- [Extracted records]:
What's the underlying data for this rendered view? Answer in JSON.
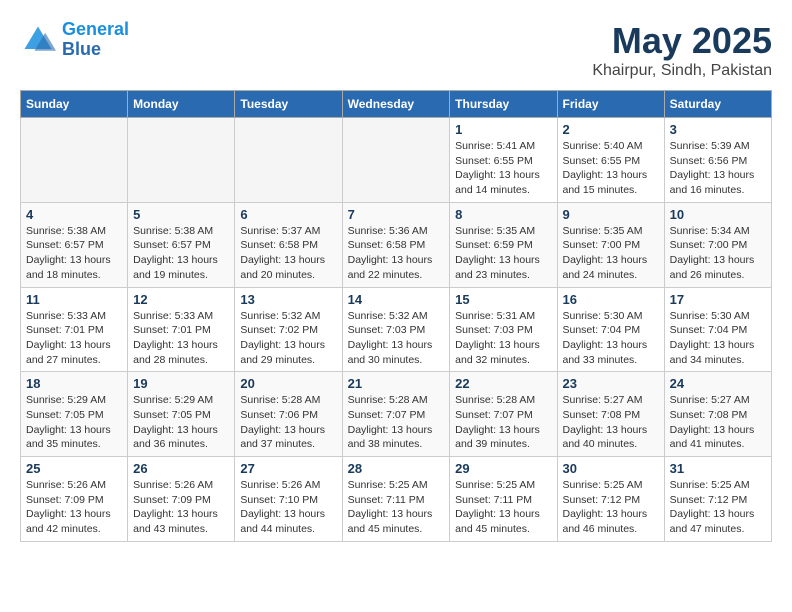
{
  "header": {
    "logo_line1": "General",
    "logo_line2": "Blue",
    "month": "May 2025",
    "location": "Khairpur, Sindh, Pakistan"
  },
  "weekdays": [
    "Sunday",
    "Monday",
    "Tuesday",
    "Wednesday",
    "Thursday",
    "Friday",
    "Saturday"
  ],
  "weeks": [
    [
      {
        "day": "",
        "info": ""
      },
      {
        "day": "",
        "info": ""
      },
      {
        "day": "",
        "info": ""
      },
      {
        "day": "",
        "info": ""
      },
      {
        "day": "1",
        "info": "Sunrise: 5:41 AM\nSunset: 6:55 PM\nDaylight: 13 hours\nand 14 minutes."
      },
      {
        "day": "2",
        "info": "Sunrise: 5:40 AM\nSunset: 6:55 PM\nDaylight: 13 hours\nand 15 minutes."
      },
      {
        "day": "3",
        "info": "Sunrise: 5:39 AM\nSunset: 6:56 PM\nDaylight: 13 hours\nand 16 minutes."
      }
    ],
    [
      {
        "day": "4",
        "info": "Sunrise: 5:38 AM\nSunset: 6:57 PM\nDaylight: 13 hours\nand 18 minutes."
      },
      {
        "day": "5",
        "info": "Sunrise: 5:38 AM\nSunset: 6:57 PM\nDaylight: 13 hours\nand 19 minutes."
      },
      {
        "day": "6",
        "info": "Sunrise: 5:37 AM\nSunset: 6:58 PM\nDaylight: 13 hours\nand 20 minutes."
      },
      {
        "day": "7",
        "info": "Sunrise: 5:36 AM\nSunset: 6:58 PM\nDaylight: 13 hours\nand 22 minutes."
      },
      {
        "day": "8",
        "info": "Sunrise: 5:35 AM\nSunset: 6:59 PM\nDaylight: 13 hours\nand 23 minutes."
      },
      {
        "day": "9",
        "info": "Sunrise: 5:35 AM\nSunset: 7:00 PM\nDaylight: 13 hours\nand 24 minutes."
      },
      {
        "day": "10",
        "info": "Sunrise: 5:34 AM\nSunset: 7:00 PM\nDaylight: 13 hours\nand 26 minutes."
      }
    ],
    [
      {
        "day": "11",
        "info": "Sunrise: 5:33 AM\nSunset: 7:01 PM\nDaylight: 13 hours\nand 27 minutes."
      },
      {
        "day": "12",
        "info": "Sunrise: 5:33 AM\nSunset: 7:01 PM\nDaylight: 13 hours\nand 28 minutes."
      },
      {
        "day": "13",
        "info": "Sunrise: 5:32 AM\nSunset: 7:02 PM\nDaylight: 13 hours\nand 29 minutes."
      },
      {
        "day": "14",
        "info": "Sunrise: 5:32 AM\nSunset: 7:03 PM\nDaylight: 13 hours\nand 30 minutes."
      },
      {
        "day": "15",
        "info": "Sunrise: 5:31 AM\nSunset: 7:03 PM\nDaylight: 13 hours\nand 32 minutes."
      },
      {
        "day": "16",
        "info": "Sunrise: 5:30 AM\nSunset: 7:04 PM\nDaylight: 13 hours\nand 33 minutes."
      },
      {
        "day": "17",
        "info": "Sunrise: 5:30 AM\nSunset: 7:04 PM\nDaylight: 13 hours\nand 34 minutes."
      }
    ],
    [
      {
        "day": "18",
        "info": "Sunrise: 5:29 AM\nSunset: 7:05 PM\nDaylight: 13 hours\nand 35 minutes."
      },
      {
        "day": "19",
        "info": "Sunrise: 5:29 AM\nSunset: 7:05 PM\nDaylight: 13 hours\nand 36 minutes."
      },
      {
        "day": "20",
        "info": "Sunrise: 5:28 AM\nSunset: 7:06 PM\nDaylight: 13 hours\nand 37 minutes."
      },
      {
        "day": "21",
        "info": "Sunrise: 5:28 AM\nSunset: 7:07 PM\nDaylight: 13 hours\nand 38 minutes."
      },
      {
        "day": "22",
        "info": "Sunrise: 5:28 AM\nSunset: 7:07 PM\nDaylight: 13 hours\nand 39 minutes."
      },
      {
        "day": "23",
        "info": "Sunrise: 5:27 AM\nSunset: 7:08 PM\nDaylight: 13 hours\nand 40 minutes."
      },
      {
        "day": "24",
        "info": "Sunrise: 5:27 AM\nSunset: 7:08 PM\nDaylight: 13 hours\nand 41 minutes."
      }
    ],
    [
      {
        "day": "25",
        "info": "Sunrise: 5:26 AM\nSunset: 7:09 PM\nDaylight: 13 hours\nand 42 minutes."
      },
      {
        "day": "26",
        "info": "Sunrise: 5:26 AM\nSunset: 7:09 PM\nDaylight: 13 hours\nand 43 minutes."
      },
      {
        "day": "27",
        "info": "Sunrise: 5:26 AM\nSunset: 7:10 PM\nDaylight: 13 hours\nand 44 minutes."
      },
      {
        "day": "28",
        "info": "Sunrise: 5:25 AM\nSunset: 7:11 PM\nDaylight: 13 hours\nand 45 minutes."
      },
      {
        "day": "29",
        "info": "Sunrise: 5:25 AM\nSunset: 7:11 PM\nDaylight: 13 hours\nand 45 minutes."
      },
      {
        "day": "30",
        "info": "Sunrise: 5:25 AM\nSunset: 7:12 PM\nDaylight: 13 hours\nand 46 minutes."
      },
      {
        "day": "31",
        "info": "Sunrise: 5:25 AM\nSunset: 7:12 PM\nDaylight: 13 hours\nand 47 minutes."
      }
    ]
  ]
}
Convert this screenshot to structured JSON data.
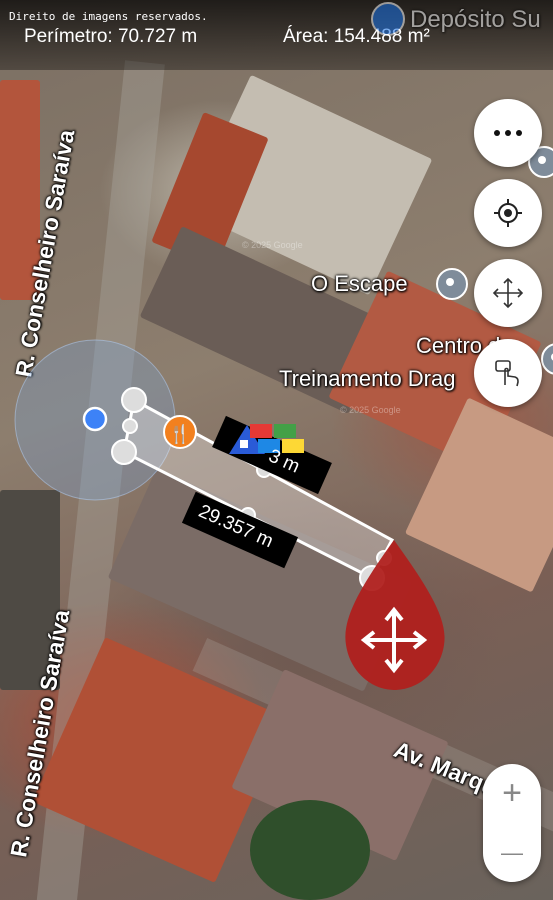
{
  "header": {
    "credit": "Direito de imagens reservados.",
    "perimeter": "Perímetro: 70.727 m",
    "area": "Área: 154.488 m²"
  },
  "map": {
    "streets": [
      "R. Conselheiro Saraíva",
      "R. Conselheiro Saraíva",
      "Av. Marqu"
    ],
    "places": [
      "Depósito Su",
      "O Escape",
      "Centro de",
      "Treinamento Drag"
    ],
    "watermark": "© 2025 Google"
  },
  "measure": {
    "segment_label_1": "3 m",
    "segment_label_2": "29.357 m"
  },
  "controls": {
    "more_icon": "more-horizontal-icon",
    "locate_icon": "crosshair-icon",
    "move_icon": "move-arrows-icon",
    "touch_icon": "touch-hand-icon",
    "zoom_in": "+",
    "zoom_out": "—"
  },
  "colors": {
    "polygon": "#ffffff",
    "handle_pin": "#b0201d",
    "location_dot": "#3d82f7",
    "poi_orange": "#f2801e"
  }
}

- [Description of the task]: Write every record out again exactly; no pictures belong in the copy.

- [Task response]:
What's the underlying data for this rendered view? Answer in JSON.
{
  "header": {
    "logo_line1": "General",
    "logo_line2": "Blue",
    "month": "May 2025",
    "location": "Khairpur, Sindh, Pakistan"
  },
  "weekdays": [
    "Sunday",
    "Monday",
    "Tuesday",
    "Wednesday",
    "Thursday",
    "Friday",
    "Saturday"
  ],
  "weeks": [
    [
      {
        "day": "",
        "info": ""
      },
      {
        "day": "",
        "info": ""
      },
      {
        "day": "",
        "info": ""
      },
      {
        "day": "",
        "info": ""
      },
      {
        "day": "1",
        "info": "Sunrise: 5:41 AM\nSunset: 6:55 PM\nDaylight: 13 hours\nand 14 minutes."
      },
      {
        "day": "2",
        "info": "Sunrise: 5:40 AM\nSunset: 6:55 PM\nDaylight: 13 hours\nand 15 minutes."
      },
      {
        "day": "3",
        "info": "Sunrise: 5:39 AM\nSunset: 6:56 PM\nDaylight: 13 hours\nand 16 minutes."
      }
    ],
    [
      {
        "day": "4",
        "info": "Sunrise: 5:38 AM\nSunset: 6:57 PM\nDaylight: 13 hours\nand 18 minutes."
      },
      {
        "day": "5",
        "info": "Sunrise: 5:38 AM\nSunset: 6:57 PM\nDaylight: 13 hours\nand 19 minutes."
      },
      {
        "day": "6",
        "info": "Sunrise: 5:37 AM\nSunset: 6:58 PM\nDaylight: 13 hours\nand 20 minutes."
      },
      {
        "day": "7",
        "info": "Sunrise: 5:36 AM\nSunset: 6:58 PM\nDaylight: 13 hours\nand 22 minutes."
      },
      {
        "day": "8",
        "info": "Sunrise: 5:35 AM\nSunset: 6:59 PM\nDaylight: 13 hours\nand 23 minutes."
      },
      {
        "day": "9",
        "info": "Sunrise: 5:35 AM\nSunset: 7:00 PM\nDaylight: 13 hours\nand 24 minutes."
      },
      {
        "day": "10",
        "info": "Sunrise: 5:34 AM\nSunset: 7:00 PM\nDaylight: 13 hours\nand 26 minutes."
      }
    ],
    [
      {
        "day": "11",
        "info": "Sunrise: 5:33 AM\nSunset: 7:01 PM\nDaylight: 13 hours\nand 27 minutes."
      },
      {
        "day": "12",
        "info": "Sunrise: 5:33 AM\nSunset: 7:01 PM\nDaylight: 13 hours\nand 28 minutes."
      },
      {
        "day": "13",
        "info": "Sunrise: 5:32 AM\nSunset: 7:02 PM\nDaylight: 13 hours\nand 29 minutes."
      },
      {
        "day": "14",
        "info": "Sunrise: 5:32 AM\nSunset: 7:03 PM\nDaylight: 13 hours\nand 30 minutes."
      },
      {
        "day": "15",
        "info": "Sunrise: 5:31 AM\nSunset: 7:03 PM\nDaylight: 13 hours\nand 32 minutes."
      },
      {
        "day": "16",
        "info": "Sunrise: 5:30 AM\nSunset: 7:04 PM\nDaylight: 13 hours\nand 33 minutes."
      },
      {
        "day": "17",
        "info": "Sunrise: 5:30 AM\nSunset: 7:04 PM\nDaylight: 13 hours\nand 34 minutes."
      }
    ],
    [
      {
        "day": "18",
        "info": "Sunrise: 5:29 AM\nSunset: 7:05 PM\nDaylight: 13 hours\nand 35 minutes."
      },
      {
        "day": "19",
        "info": "Sunrise: 5:29 AM\nSunset: 7:05 PM\nDaylight: 13 hours\nand 36 minutes."
      },
      {
        "day": "20",
        "info": "Sunrise: 5:28 AM\nSunset: 7:06 PM\nDaylight: 13 hours\nand 37 minutes."
      },
      {
        "day": "21",
        "info": "Sunrise: 5:28 AM\nSunset: 7:07 PM\nDaylight: 13 hours\nand 38 minutes."
      },
      {
        "day": "22",
        "info": "Sunrise: 5:28 AM\nSunset: 7:07 PM\nDaylight: 13 hours\nand 39 minutes."
      },
      {
        "day": "23",
        "info": "Sunrise: 5:27 AM\nSunset: 7:08 PM\nDaylight: 13 hours\nand 40 minutes."
      },
      {
        "day": "24",
        "info": "Sunrise: 5:27 AM\nSunset: 7:08 PM\nDaylight: 13 hours\nand 41 minutes."
      }
    ],
    [
      {
        "day": "25",
        "info": "Sunrise: 5:26 AM\nSunset: 7:09 PM\nDaylight: 13 hours\nand 42 minutes."
      },
      {
        "day": "26",
        "info": "Sunrise: 5:26 AM\nSunset: 7:09 PM\nDaylight: 13 hours\nand 43 minutes."
      },
      {
        "day": "27",
        "info": "Sunrise: 5:26 AM\nSunset: 7:10 PM\nDaylight: 13 hours\nand 44 minutes."
      },
      {
        "day": "28",
        "info": "Sunrise: 5:25 AM\nSunset: 7:11 PM\nDaylight: 13 hours\nand 45 minutes."
      },
      {
        "day": "29",
        "info": "Sunrise: 5:25 AM\nSunset: 7:11 PM\nDaylight: 13 hours\nand 45 minutes."
      },
      {
        "day": "30",
        "info": "Sunrise: 5:25 AM\nSunset: 7:12 PM\nDaylight: 13 hours\nand 46 minutes."
      },
      {
        "day": "31",
        "info": "Sunrise: 5:25 AM\nSunset: 7:12 PM\nDaylight: 13 hours\nand 47 minutes."
      }
    ]
  ]
}
Convert this screenshot to structured JSON data.
{
  "header": {
    "credit": "Direito de imagens reservados.",
    "perimeter": "Perímetro: 70.727 m",
    "area": "Área: 154.488 m²"
  },
  "map": {
    "streets": [
      "R. Conselheiro Saraíva",
      "R. Conselheiro Saraíva",
      "Av. Marqu"
    ],
    "places": [
      "Depósito Su",
      "O Escape",
      "Centro de",
      "Treinamento Drag"
    ],
    "watermark": "© 2025 Google"
  },
  "measure": {
    "segment_label_1": "3 m",
    "segment_label_2": "29.357 m"
  },
  "controls": {
    "more_icon": "more-horizontal-icon",
    "locate_icon": "crosshair-icon",
    "move_icon": "move-arrows-icon",
    "touch_icon": "touch-hand-icon",
    "zoom_in": "+",
    "zoom_out": "—"
  },
  "colors": {
    "polygon": "#ffffff",
    "handle_pin": "#b0201d",
    "location_dot": "#3d82f7",
    "poi_orange": "#f2801e"
  }
}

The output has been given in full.